[WORK TO BE COMPLETED]
Reproduce the records. Keep every word exact and include no images.

(Dataset records)
********

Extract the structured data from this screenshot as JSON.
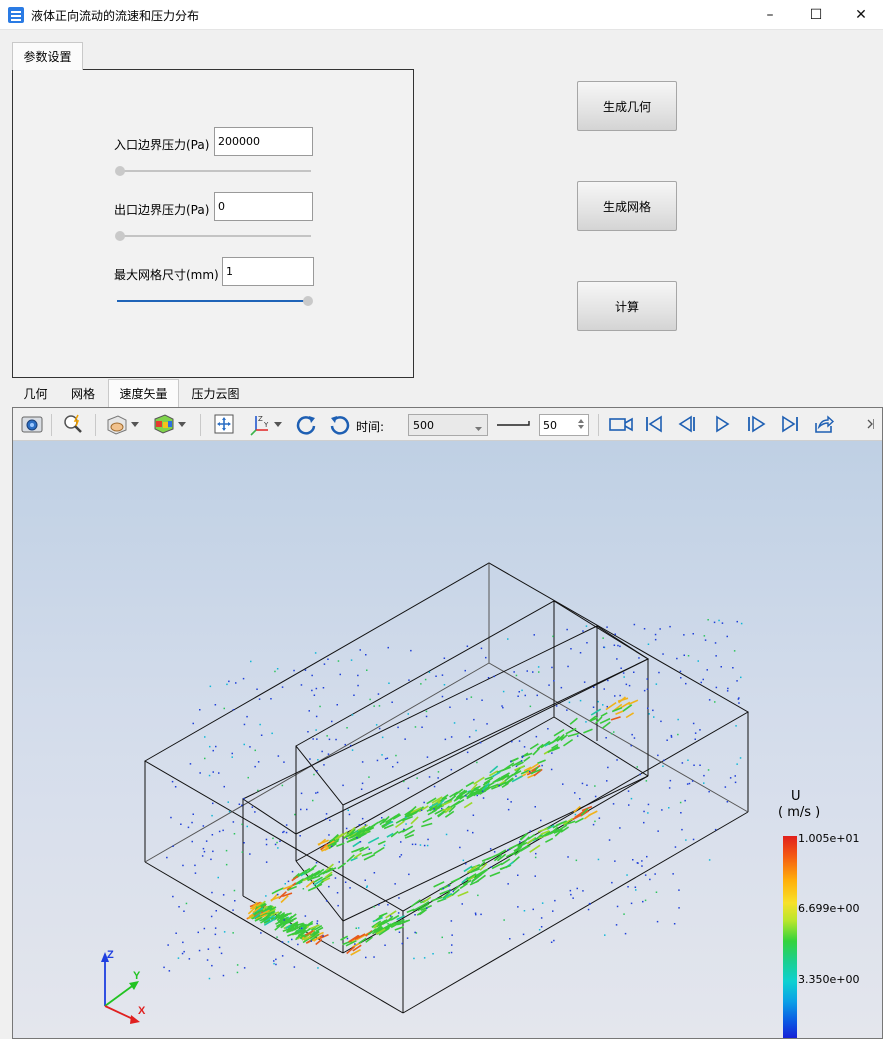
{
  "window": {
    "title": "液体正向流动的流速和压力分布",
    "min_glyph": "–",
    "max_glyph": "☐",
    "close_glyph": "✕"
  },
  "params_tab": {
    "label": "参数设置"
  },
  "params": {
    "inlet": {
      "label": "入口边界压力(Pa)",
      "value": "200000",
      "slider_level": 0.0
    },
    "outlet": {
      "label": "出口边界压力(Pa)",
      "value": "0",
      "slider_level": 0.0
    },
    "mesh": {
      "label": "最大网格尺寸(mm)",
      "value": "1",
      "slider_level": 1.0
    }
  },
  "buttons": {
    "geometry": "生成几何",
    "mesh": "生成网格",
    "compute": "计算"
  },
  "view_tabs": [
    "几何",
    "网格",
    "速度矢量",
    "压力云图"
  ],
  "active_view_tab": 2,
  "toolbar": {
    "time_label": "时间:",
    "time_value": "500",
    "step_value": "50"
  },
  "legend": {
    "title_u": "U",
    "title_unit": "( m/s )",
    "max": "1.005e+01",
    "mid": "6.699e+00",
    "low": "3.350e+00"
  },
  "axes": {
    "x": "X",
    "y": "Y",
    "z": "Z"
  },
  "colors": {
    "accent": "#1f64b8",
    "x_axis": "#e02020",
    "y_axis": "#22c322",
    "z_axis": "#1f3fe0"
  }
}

********

[FULL ANSWER]
Extract the structured data from this screenshot as JSON.
{
  "window": {
    "title": "液体正向流动的流速和压力分布",
    "min_glyph": "–",
    "max_glyph": "☐",
    "close_glyph": "✕"
  },
  "params_tab": {
    "label": "参数设置"
  },
  "params": {
    "inlet": {
      "label": "入口边界压力(Pa)",
      "value": "200000",
      "slider_level": 0.0
    },
    "outlet": {
      "label": "出口边界压力(Pa)",
      "value": "0",
      "slider_level": 0.0
    },
    "mesh": {
      "label": "最大网格尺寸(mm)",
      "value": "1",
      "slider_level": 1.0
    }
  },
  "buttons": {
    "geometry": "生成几何",
    "mesh": "生成网格",
    "compute": "计算"
  },
  "view_tabs": [
    "几何",
    "网格",
    "速度矢量",
    "压力云图"
  ],
  "active_view_tab": 2,
  "toolbar": {
    "time_label": "时间:",
    "time_value": "500",
    "step_value": "50"
  },
  "legend": {
    "title_u": "U",
    "title_unit": "( m/s )",
    "max": "1.005e+01",
    "mid": "6.699e+00",
    "low": "3.350e+00"
  },
  "axes": {
    "x": "X",
    "y": "Y",
    "z": "Z"
  },
  "colors": {
    "accent": "#1f64b8",
    "x_axis": "#e02020",
    "y_axis": "#22c322",
    "z_axis": "#1f3fe0"
  }
}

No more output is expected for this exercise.